* begin TASK DATA *

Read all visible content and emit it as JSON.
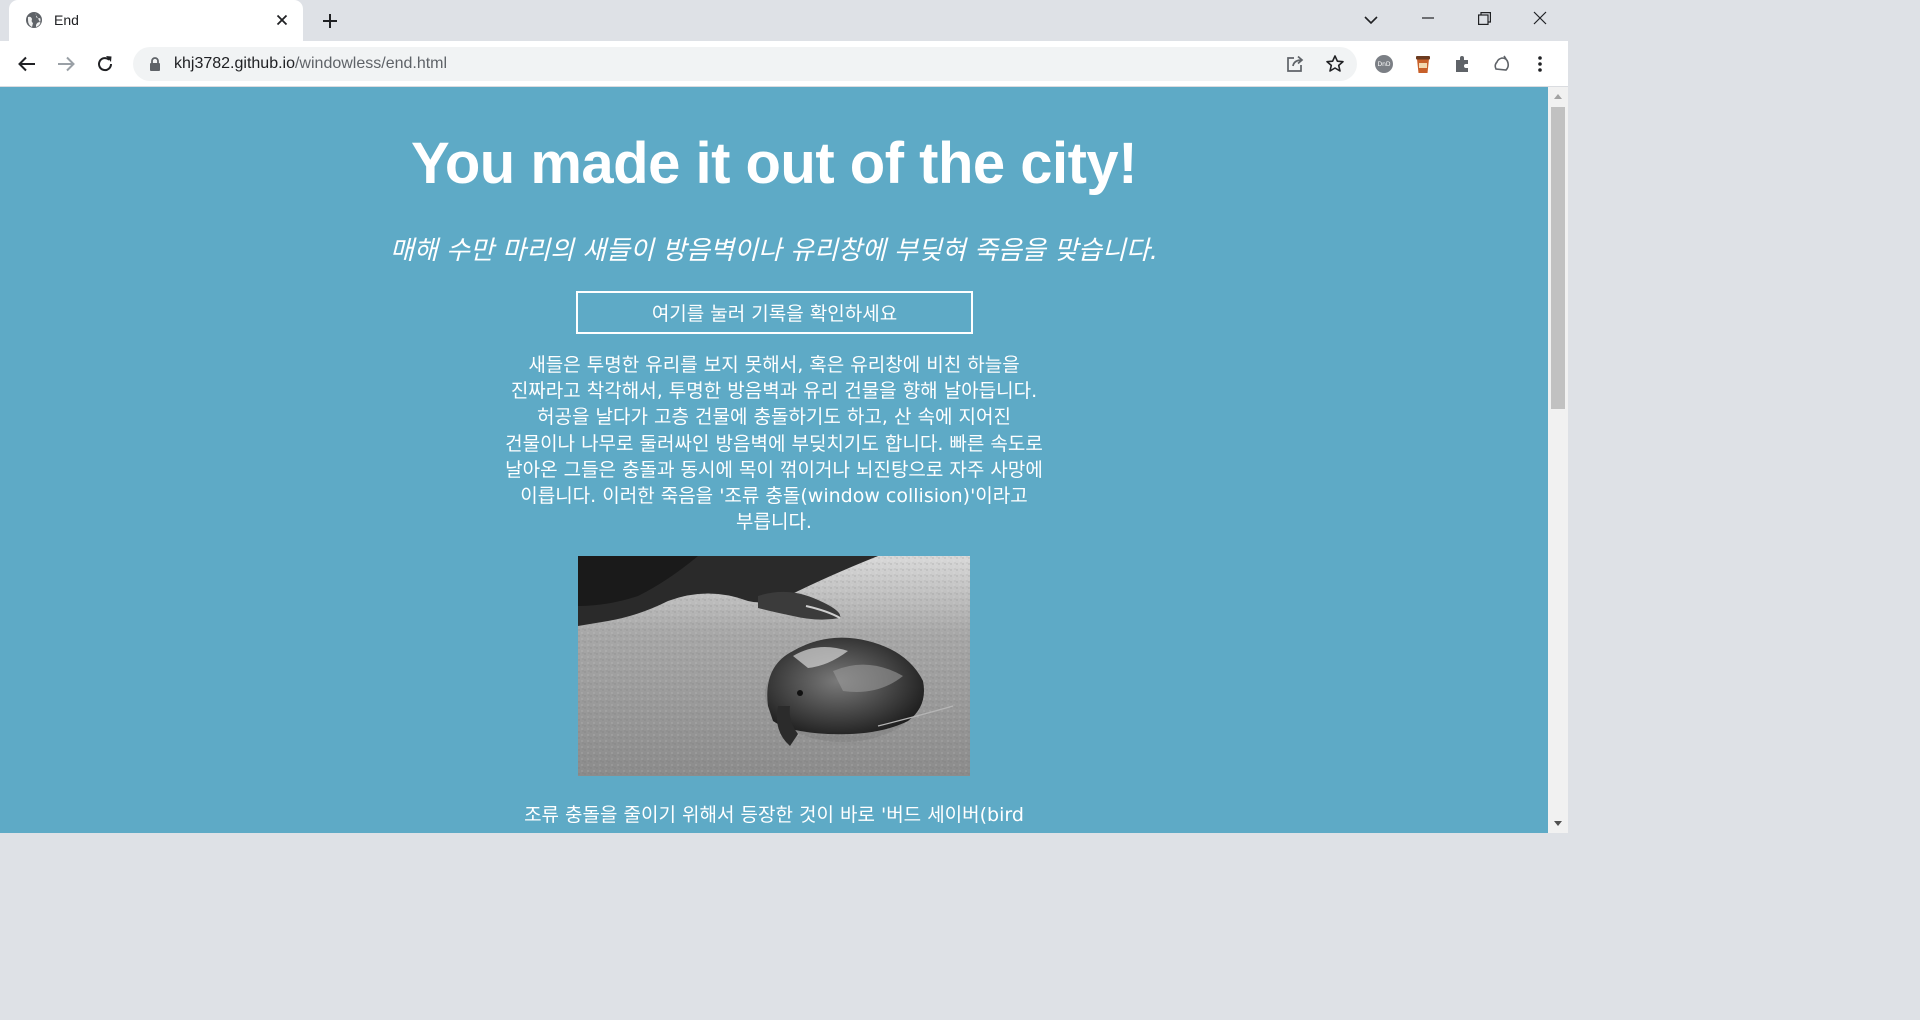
{
  "browser": {
    "tab": {
      "title": "End",
      "favicon": "globe-icon"
    },
    "url": {
      "host": "khj3782.github.io",
      "path": "/windowless/end.html"
    }
  },
  "page": {
    "heading": "You made it out of the city!",
    "subtitle": "매해 수만 마리의 새들이 방음벽이나 유리창에 부딪혀 죽음을 맞습니다.",
    "record_button": "여기를 눌러 기록을 확인하세요",
    "paragraph_lines": [
      "새들은 투명한 유리를 보지 못해서, 혹은 유리창에 비친 하늘을",
      "진짜라고 착각해서, 투명한 방음벽과 유리 건물을 향해 날아듭니다.",
      "허공을 날다가 고층 건물에 충돌하기도 하고, 산 속에 지어진",
      "건물이나 나무로 둘러싸인 방음벽에 부딪치기도 합니다. 빠른 속도로",
      "날아온 그들은 충돌과 동시에 목이 꺾이거나 뇌진탕으로 자주 사망에",
      "이릅니다. 이러한 죽음을 '조류 충돌(window collision)'이라고",
      "부릅니다."
    ],
    "paragraph2_lines": [
      "조류 충돌을 줄이기 위해서 등장한 것이 바로 '버드 세이버(bird"
    ]
  },
  "colors": {
    "page_bg": "#5eaac6",
    "text": "#ffffff"
  }
}
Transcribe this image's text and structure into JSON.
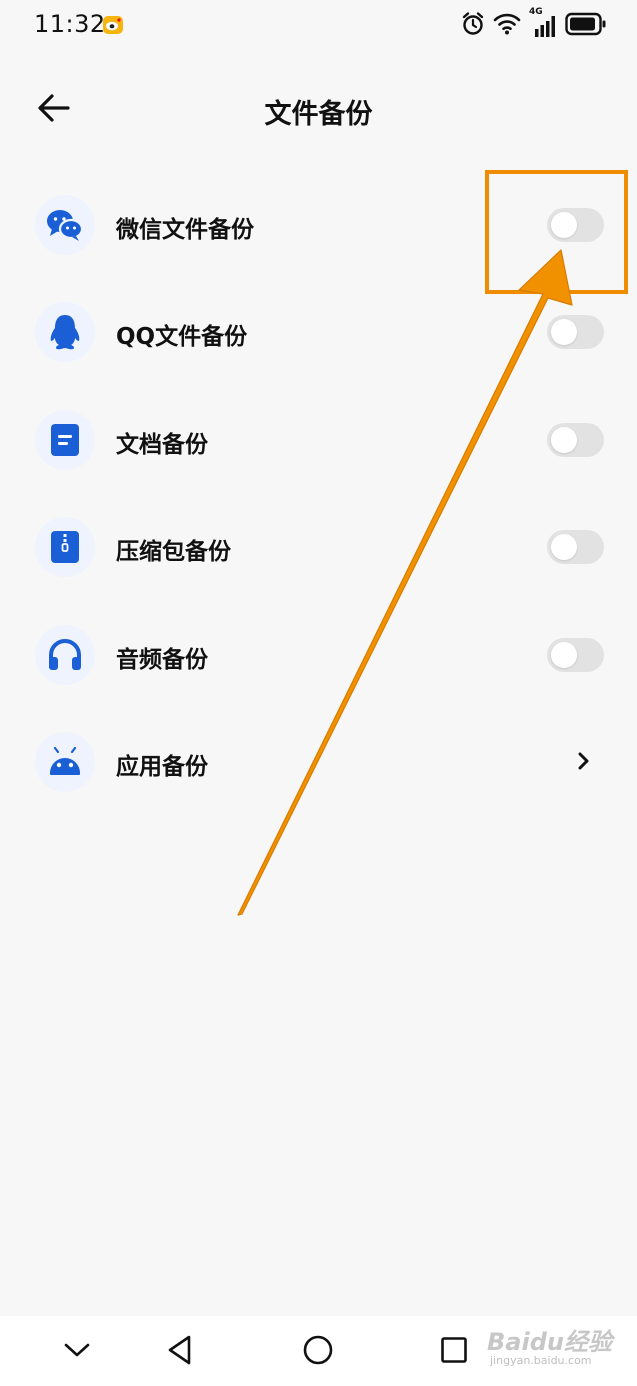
{
  "status_bar": {
    "time": "11:32",
    "network": "4G",
    "icons": [
      "weibo-icon",
      "alarm-icon",
      "wifi-icon",
      "signal-icon",
      "battery-icon"
    ]
  },
  "header": {
    "title": "文件备份",
    "back_icon": "arrow-left-icon"
  },
  "items": [
    {
      "label": "微信文件备份",
      "icon": "wechat-icon",
      "control": "toggle",
      "enabled": false
    },
    {
      "label": "QQ文件备份",
      "icon": "qq-penguin-icon",
      "control": "toggle",
      "enabled": false
    },
    {
      "label": "文档备份",
      "icon": "document-icon",
      "control": "toggle",
      "enabled": false
    },
    {
      "label": "压缩包备份",
      "icon": "zip-archive-icon",
      "control": "toggle",
      "enabled": false
    },
    {
      "label": "音频备份",
      "icon": "headphones-icon",
      "control": "toggle",
      "enabled": false
    },
    {
      "label": "应用备份",
      "icon": "android-icon",
      "control": "chevron"
    }
  ],
  "nav_bar": {
    "icons": [
      "chevron-down-icon",
      "back-triangle-icon",
      "home-circle-icon",
      "recents-square-icon"
    ]
  },
  "watermark": {
    "brand": "Baidu经验",
    "sub": "jingyan.baidu.com"
  },
  "colors": {
    "background": "#f7f7f7",
    "icon_blue": "#1a5fd6",
    "icon_bg": "#eef3fd",
    "toggle_off": "#e2e2e2",
    "annotation_orange": "#f08c00"
  }
}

* end TASK DATA *

Could you repeat all of the material exactly? Pictures should not be copied.

Read all visible content and emit it as JSON.
{
  "browser": {
    "tab": {
      "title": "End",
      "favicon": "globe-icon"
    },
    "url": {
      "host": "khj3782.github.io",
      "path": "/windowless/end.html"
    }
  },
  "page": {
    "heading": "You made it out of the city!",
    "subtitle": "매해 수만 마리의 새들이 방음벽이나 유리창에 부딪혀 죽음을 맞습니다.",
    "record_button": "여기를 눌러 기록을 확인하세요",
    "paragraph_lines": [
      "새들은 투명한 유리를 보지 못해서, 혹은 유리창에 비친 하늘을",
      "진짜라고 착각해서, 투명한 방음벽과 유리 건물을 향해 날아듭니다.",
      "허공을 날다가 고층 건물에 충돌하기도 하고, 산 속에 지어진",
      "건물이나 나무로 둘러싸인 방음벽에 부딪치기도 합니다. 빠른 속도로",
      "날아온 그들은 충돌과 동시에 목이 꺾이거나 뇌진탕으로 자주 사망에",
      "이릅니다. 이러한 죽음을 '조류 충돌(window collision)'이라고",
      "부릅니다."
    ],
    "paragraph2_lines": [
      "조류 충돌을 줄이기 위해서 등장한 것이 바로 '버드 세이버(bird"
    ]
  },
  "colors": {
    "page_bg": "#5eaac6",
    "text": "#ffffff"
  }
}
Transcribe this image's text and structure into JSON.
{
  "status_bar": {
    "time": "11:32",
    "network": "4G",
    "icons": [
      "weibo-icon",
      "alarm-icon",
      "wifi-icon",
      "signal-icon",
      "battery-icon"
    ]
  },
  "header": {
    "title": "文件备份",
    "back_icon": "arrow-left-icon"
  },
  "items": [
    {
      "label": "微信文件备份",
      "icon": "wechat-icon",
      "control": "toggle",
      "enabled": false
    },
    {
      "label": "QQ文件备份",
      "icon": "qq-penguin-icon",
      "control": "toggle",
      "enabled": false
    },
    {
      "label": "文档备份",
      "icon": "document-icon",
      "control": "toggle",
      "enabled": false
    },
    {
      "label": "压缩包备份",
      "icon": "zip-archive-icon",
      "control": "toggle",
      "enabled": false
    },
    {
      "label": "音频备份",
      "icon": "headphones-icon",
      "control": "toggle",
      "enabled": false
    },
    {
      "label": "应用备份",
      "icon": "android-icon",
      "control": "chevron"
    }
  ],
  "nav_bar": {
    "icons": [
      "chevron-down-icon",
      "back-triangle-icon",
      "home-circle-icon",
      "recents-square-icon"
    ]
  },
  "watermark": {
    "brand": "Baidu经验",
    "sub": "jingyan.baidu.com"
  },
  "colors": {
    "background": "#f7f7f7",
    "icon_blue": "#1a5fd6",
    "icon_bg": "#eef3fd",
    "toggle_off": "#e2e2e2",
    "annotation_orange": "#f08c00"
  }
}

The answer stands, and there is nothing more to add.